The material below should be written out in full and exactly; pictures stay out of the copy.

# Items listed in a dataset
>> Start

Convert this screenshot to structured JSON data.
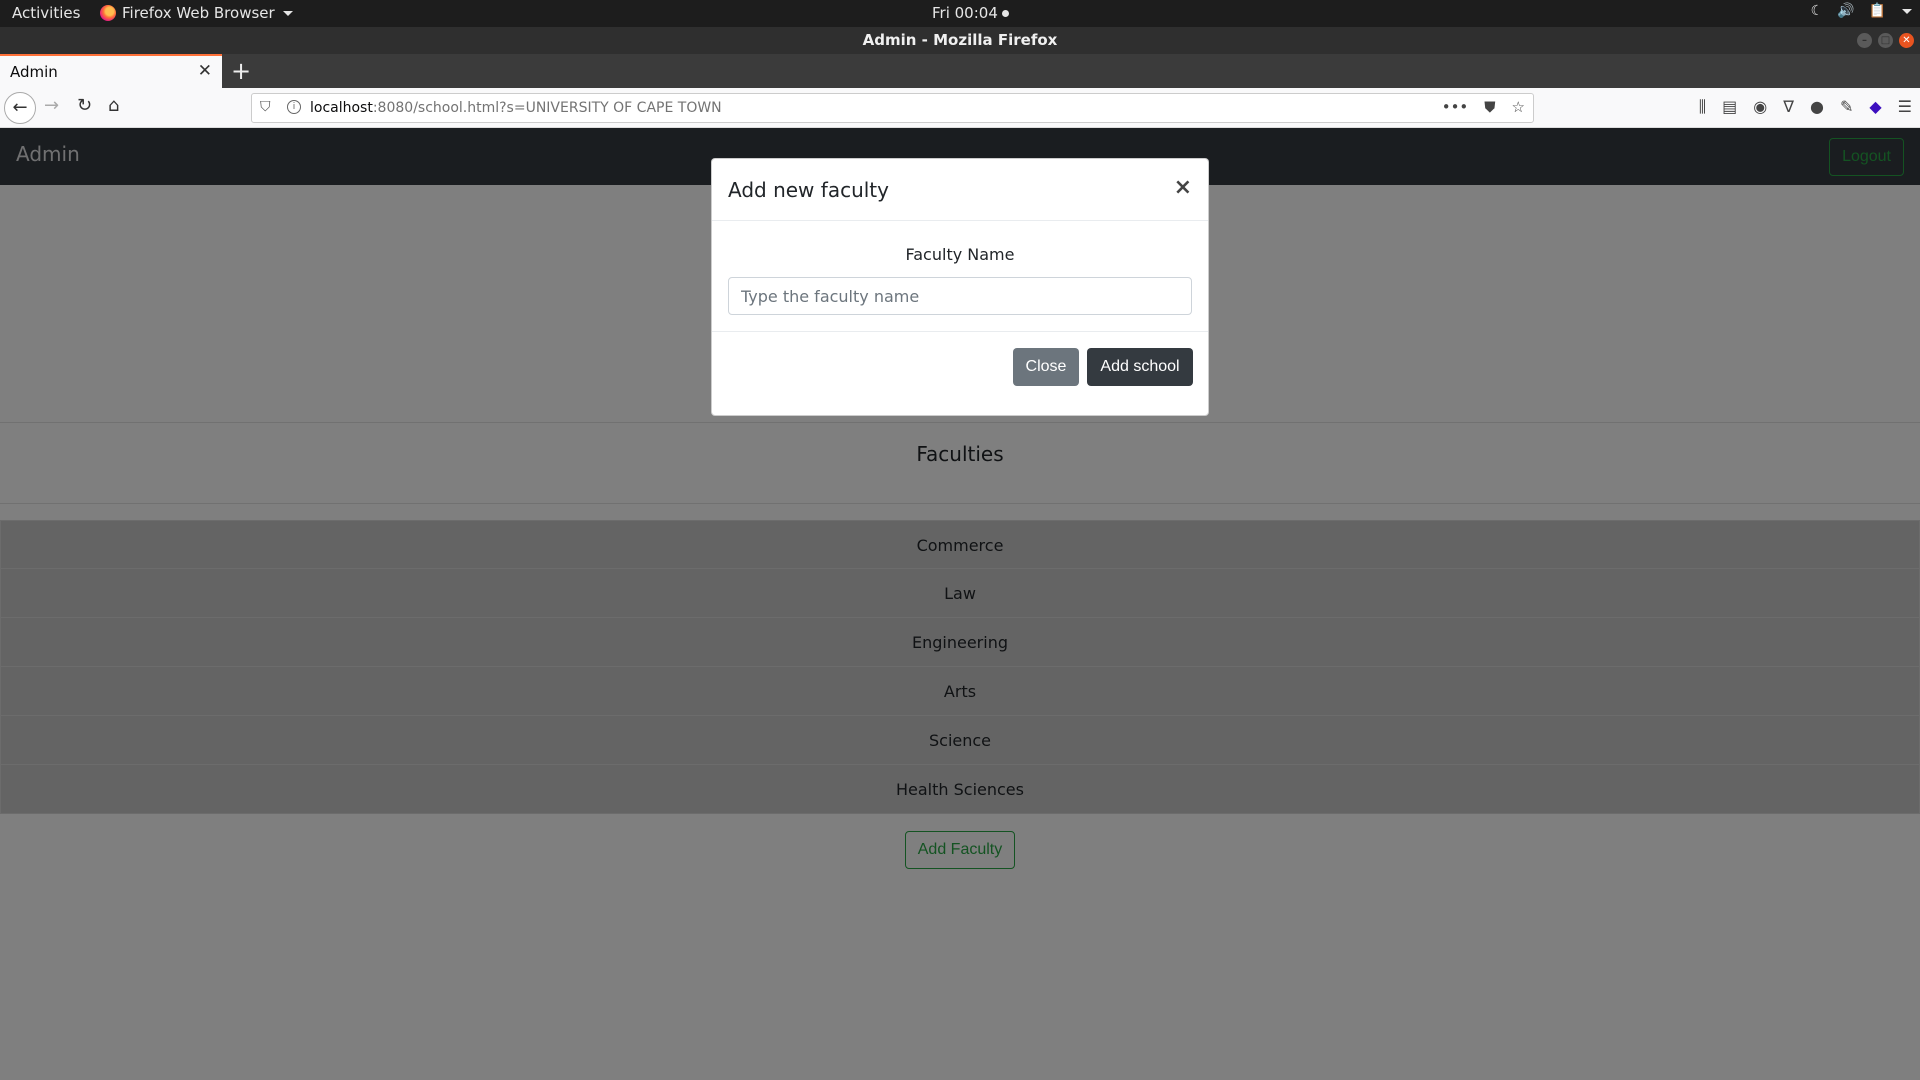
{
  "os_bar": {
    "activities": "Activities",
    "app_name": "Firefox Web Browser",
    "clock": "Fri 00:04"
  },
  "window": {
    "title": "Admin - Mozilla Firefox"
  },
  "browser": {
    "tab_title": "Admin",
    "url_host": "localhost",
    "url_rest": ":8080/school.html?s=UNIVERSITY OF CAPE TOWN"
  },
  "site": {
    "brand": "Admin",
    "logout_label": "Logout",
    "faculties_heading": "Faculties",
    "faculties": [
      "Commerce",
      "Law",
      "Engineering",
      "Arts",
      "Science",
      "Health Sciences"
    ],
    "add_faculty_label": "Add Faculty"
  },
  "modal": {
    "title": "Add new faculty",
    "close_glyph": "×",
    "field_label": "Faculty Name",
    "field_placeholder": "Type the faculty name",
    "field_value": "",
    "close_label": "Close",
    "submit_label": "Add school"
  },
  "colors": {
    "navbar_bg": "#343a40",
    "success": "#28a745",
    "secondary_btn": "#6c757d",
    "dark_btn": "#343a40",
    "tab_accent": "#ff7139"
  }
}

>> End

# ANSWER TO THIS EXERCISE
Convert this screenshot to structured JSON data.
{
  "os_bar": {
    "activities": "Activities",
    "app_name": "Firefox Web Browser",
    "clock": "Fri 00:04"
  },
  "window": {
    "title": "Admin - Mozilla Firefox"
  },
  "browser": {
    "tab_title": "Admin",
    "url_host": "localhost",
    "url_rest": ":8080/school.html?s=UNIVERSITY OF CAPE TOWN"
  },
  "site": {
    "brand": "Admin",
    "logout_label": "Logout",
    "faculties_heading": "Faculties",
    "faculties": [
      "Commerce",
      "Law",
      "Engineering",
      "Arts",
      "Science",
      "Health Sciences"
    ],
    "add_faculty_label": "Add Faculty"
  },
  "modal": {
    "title": "Add new faculty",
    "close_glyph": "×",
    "field_label": "Faculty Name",
    "field_placeholder": "Type the faculty name",
    "field_value": "",
    "close_label": "Close",
    "submit_label": "Add school"
  },
  "colors": {
    "navbar_bg": "#343a40",
    "success": "#28a745",
    "secondary_btn": "#6c757d",
    "dark_btn": "#343a40",
    "tab_accent": "#ff7139"
  }
}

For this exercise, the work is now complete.